WRITTEN TASK
How many lines of these records hold the string "text"? Reply with the number alone.

GIVEN ENTRIES
↓↓↓

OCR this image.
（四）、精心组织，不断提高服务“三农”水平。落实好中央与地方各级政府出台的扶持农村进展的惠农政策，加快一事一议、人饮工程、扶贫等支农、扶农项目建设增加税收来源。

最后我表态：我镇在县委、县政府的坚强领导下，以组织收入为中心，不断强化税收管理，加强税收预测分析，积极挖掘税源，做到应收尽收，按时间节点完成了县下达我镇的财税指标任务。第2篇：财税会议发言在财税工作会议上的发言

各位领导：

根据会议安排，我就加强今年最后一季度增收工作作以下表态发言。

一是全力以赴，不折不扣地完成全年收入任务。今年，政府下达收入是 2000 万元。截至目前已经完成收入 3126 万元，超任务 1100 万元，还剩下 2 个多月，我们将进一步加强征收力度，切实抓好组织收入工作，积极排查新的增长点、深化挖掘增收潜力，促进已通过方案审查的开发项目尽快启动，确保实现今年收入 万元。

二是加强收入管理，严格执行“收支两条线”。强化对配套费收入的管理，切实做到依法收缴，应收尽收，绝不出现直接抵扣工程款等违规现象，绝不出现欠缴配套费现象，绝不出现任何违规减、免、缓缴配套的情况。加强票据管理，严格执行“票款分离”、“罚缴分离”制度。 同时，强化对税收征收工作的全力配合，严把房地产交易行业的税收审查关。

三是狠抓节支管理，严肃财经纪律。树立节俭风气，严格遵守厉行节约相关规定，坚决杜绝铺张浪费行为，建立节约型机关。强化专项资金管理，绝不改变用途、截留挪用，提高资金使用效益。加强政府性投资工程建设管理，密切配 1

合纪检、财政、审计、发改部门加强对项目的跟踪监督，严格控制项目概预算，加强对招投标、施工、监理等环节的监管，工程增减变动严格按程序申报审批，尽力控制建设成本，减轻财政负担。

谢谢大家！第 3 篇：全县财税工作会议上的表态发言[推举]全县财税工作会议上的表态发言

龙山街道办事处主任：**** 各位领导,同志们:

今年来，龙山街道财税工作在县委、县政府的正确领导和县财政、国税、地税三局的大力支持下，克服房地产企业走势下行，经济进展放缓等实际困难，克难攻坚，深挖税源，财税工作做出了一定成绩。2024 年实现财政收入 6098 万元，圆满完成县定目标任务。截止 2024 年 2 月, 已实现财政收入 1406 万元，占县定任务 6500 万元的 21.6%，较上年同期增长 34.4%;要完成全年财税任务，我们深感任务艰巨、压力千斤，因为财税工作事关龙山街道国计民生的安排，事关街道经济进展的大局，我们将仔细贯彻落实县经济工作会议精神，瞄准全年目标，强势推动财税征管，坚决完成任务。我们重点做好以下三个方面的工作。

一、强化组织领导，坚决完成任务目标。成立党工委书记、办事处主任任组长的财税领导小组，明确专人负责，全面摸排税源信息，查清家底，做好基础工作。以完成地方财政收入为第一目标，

↑↑↑
↓↓↓

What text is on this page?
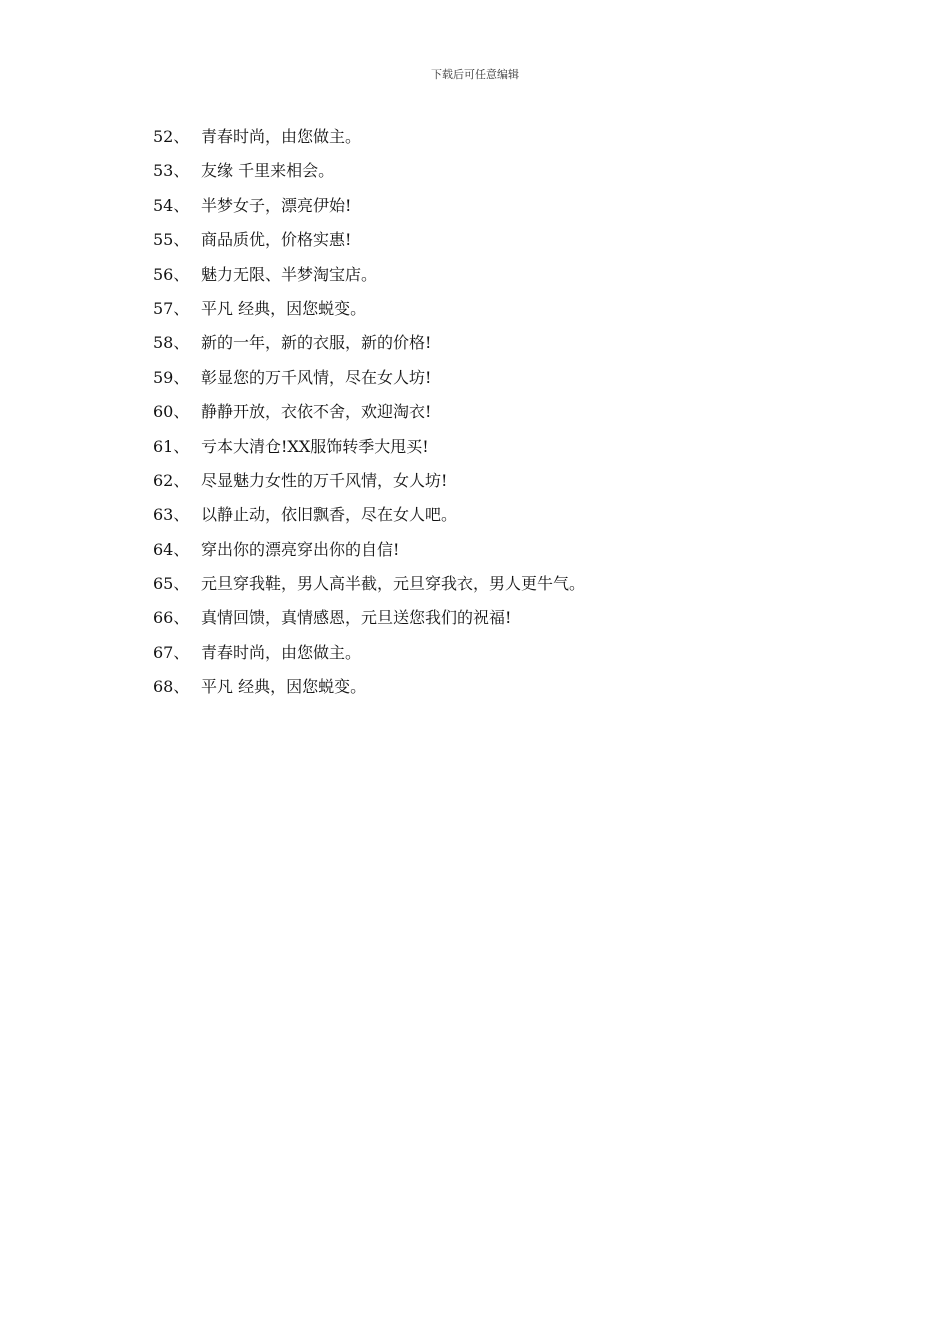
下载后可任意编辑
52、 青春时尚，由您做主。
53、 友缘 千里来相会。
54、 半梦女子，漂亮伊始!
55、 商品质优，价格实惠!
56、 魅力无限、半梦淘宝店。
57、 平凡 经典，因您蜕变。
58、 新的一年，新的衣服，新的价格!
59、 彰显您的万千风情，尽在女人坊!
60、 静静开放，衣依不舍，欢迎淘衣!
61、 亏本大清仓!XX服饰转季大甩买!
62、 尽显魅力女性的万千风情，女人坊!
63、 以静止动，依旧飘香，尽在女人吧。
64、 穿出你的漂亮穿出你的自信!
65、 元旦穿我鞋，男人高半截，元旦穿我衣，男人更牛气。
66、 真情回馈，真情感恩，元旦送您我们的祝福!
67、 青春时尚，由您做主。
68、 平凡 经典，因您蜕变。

↑↑↑
↓↓↓

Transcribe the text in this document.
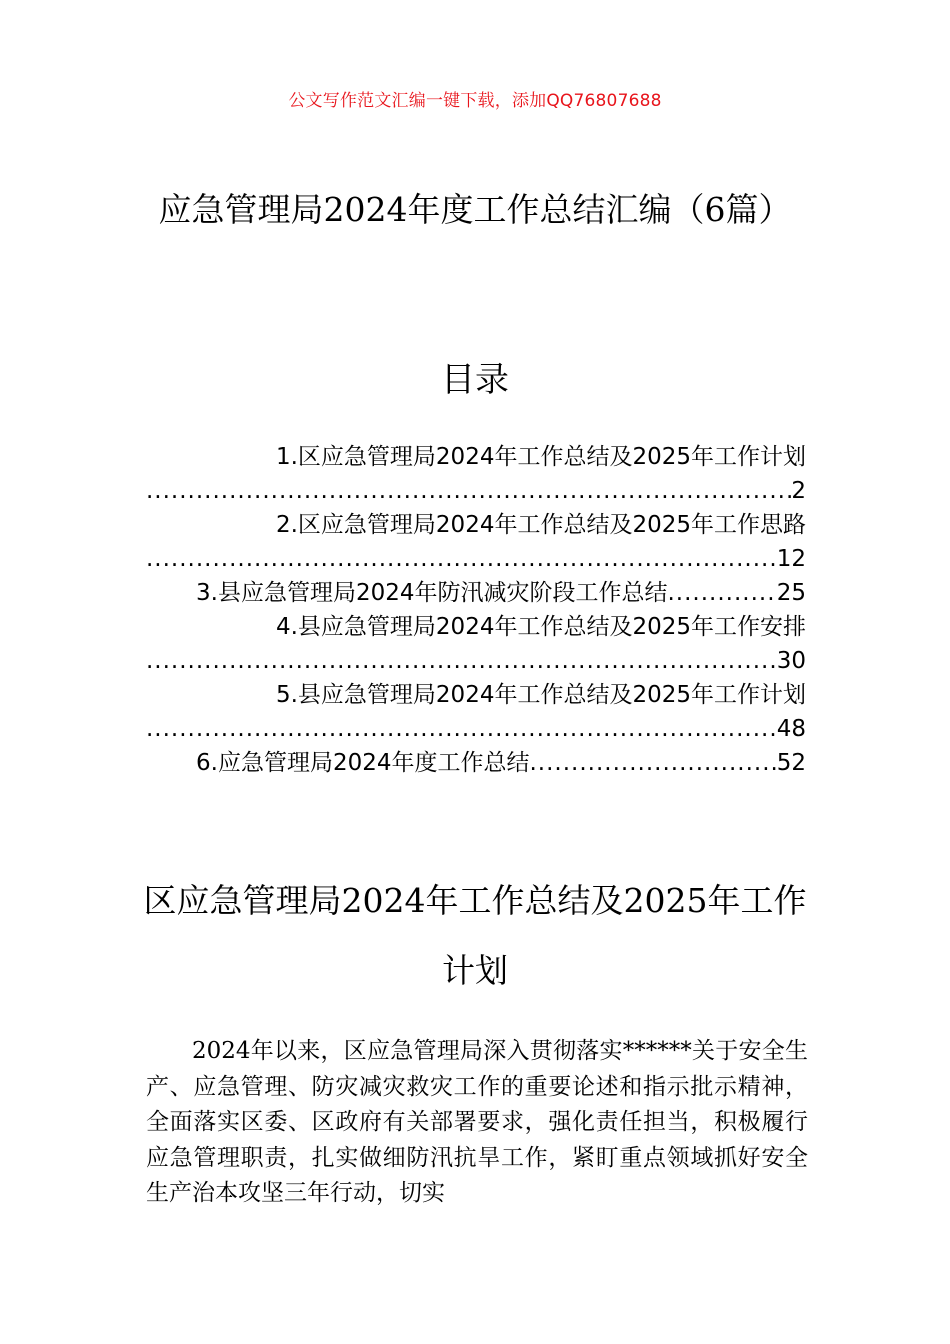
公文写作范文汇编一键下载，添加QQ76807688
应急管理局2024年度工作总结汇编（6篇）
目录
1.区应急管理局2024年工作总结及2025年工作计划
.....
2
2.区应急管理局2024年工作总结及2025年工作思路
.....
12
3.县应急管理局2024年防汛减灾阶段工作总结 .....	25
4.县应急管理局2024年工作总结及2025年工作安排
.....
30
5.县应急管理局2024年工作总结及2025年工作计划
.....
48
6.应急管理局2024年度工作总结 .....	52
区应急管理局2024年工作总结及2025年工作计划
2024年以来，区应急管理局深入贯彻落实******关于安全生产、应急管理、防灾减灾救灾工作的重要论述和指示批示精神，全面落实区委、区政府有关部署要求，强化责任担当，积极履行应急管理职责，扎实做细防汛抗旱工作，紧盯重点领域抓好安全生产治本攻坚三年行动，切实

↑↑↑

IN RESPONSE
2